[Saved entries]

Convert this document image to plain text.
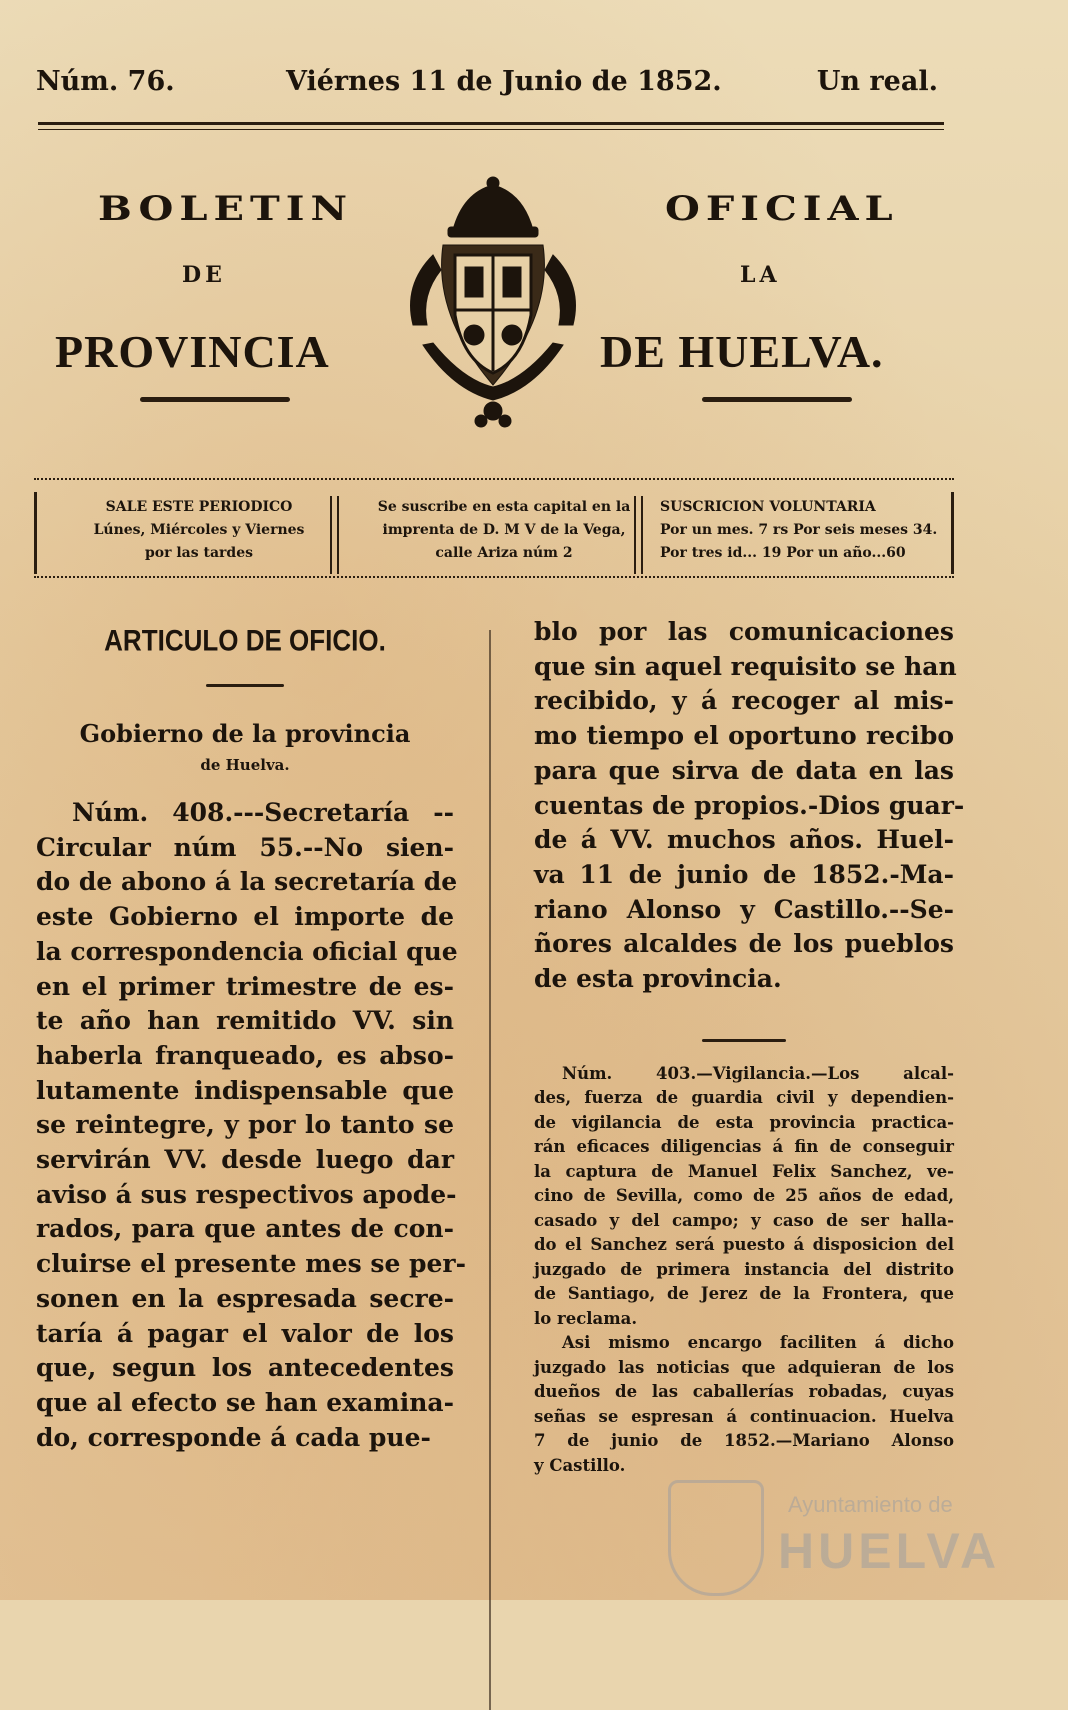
Núm. 76.	Viérnes 11 de Junio de 1852.	Un real.
BOLETIN	OFICIAL
DE	LA
PROVINCIA	DE HUELVA.
SALE ESTE PERIODICO
Lúnes, Miércoles y Viernes
por las tardes
Se suscribe en esta capital en la
imprenta de D. M V de la Vega,
calle Ariza núm 2
SUSCRICION VOLUNTARIA
Por un mes. 7 rs Por seis meses 34.
Por tres id... 19 Por un año...60
ARTICULO DE OFICIO.
Gobierno de la provincia
de Huelva.
Núm. 408.---Secretaría --
Circular núm 55.--No sien-
do de abono á la secretaría de
este Gobierno el importe de
la correspondencia oficial que
en el primer trimestre de es-
te año han remitido VV. sin
haberla franqueado, es abso-
lutamente indispensable que
se reintegre, y por lo tanto se
servirán VV. desde luego dar
aviso á sus respectivos apode-
rados, para que antes de con-
cluirse el presente mes se per-
sonen en la espresada secre-
taría á pagar el valor de los
que, segun los antecedentes
que al efecto se han examina-
do, corresponde á cada pue-
blo por las comunicaciones
que sin aquel requisito se han
recibido, y á recoger al mis-
mo tiempo el oportuno recibo
para que sirva de data en las
cuentas de propios.-Dios guar-
de á VV. muchos años. Huel-
va 11 de junio de 1852.-Ma-
riano Alonso y Castillo.--Se-
ñores alcaldes de los pueblos
de esta provincia.
Núm. 403.—Vigilancia.—Los alcal-
des, fuerza de guardia civil y dependien-
de vigilancia de esta provincia practica-
rán eficaces diligencias á fin de conseguir
la captura de Manuel Felix Sanchez, ve-
cino de Sevilla, como de 25 años de edad,
casado y del campo; y caso de ser halla-
do el Sanchez será puesto á disposicion del
juzgado de primera instancia del distrito
de Santiago, de Jerez de la Frontera, que
lo reclama.
Asi mismo encargo faciliten á dicho
juzgado las noticias que adquieran de los
dueños de las caballerías robadas, cuyas
señas se espresan á continuacion. Huelva
7 de junio de 1852.—Mariano Alonso
y Castillo.
Ayuntamiento de
HUELVA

Instruction:
Copy each line above containing the string "Gobierno".

Written solution:
Gobierno de la provincia
este Gobierno el importe de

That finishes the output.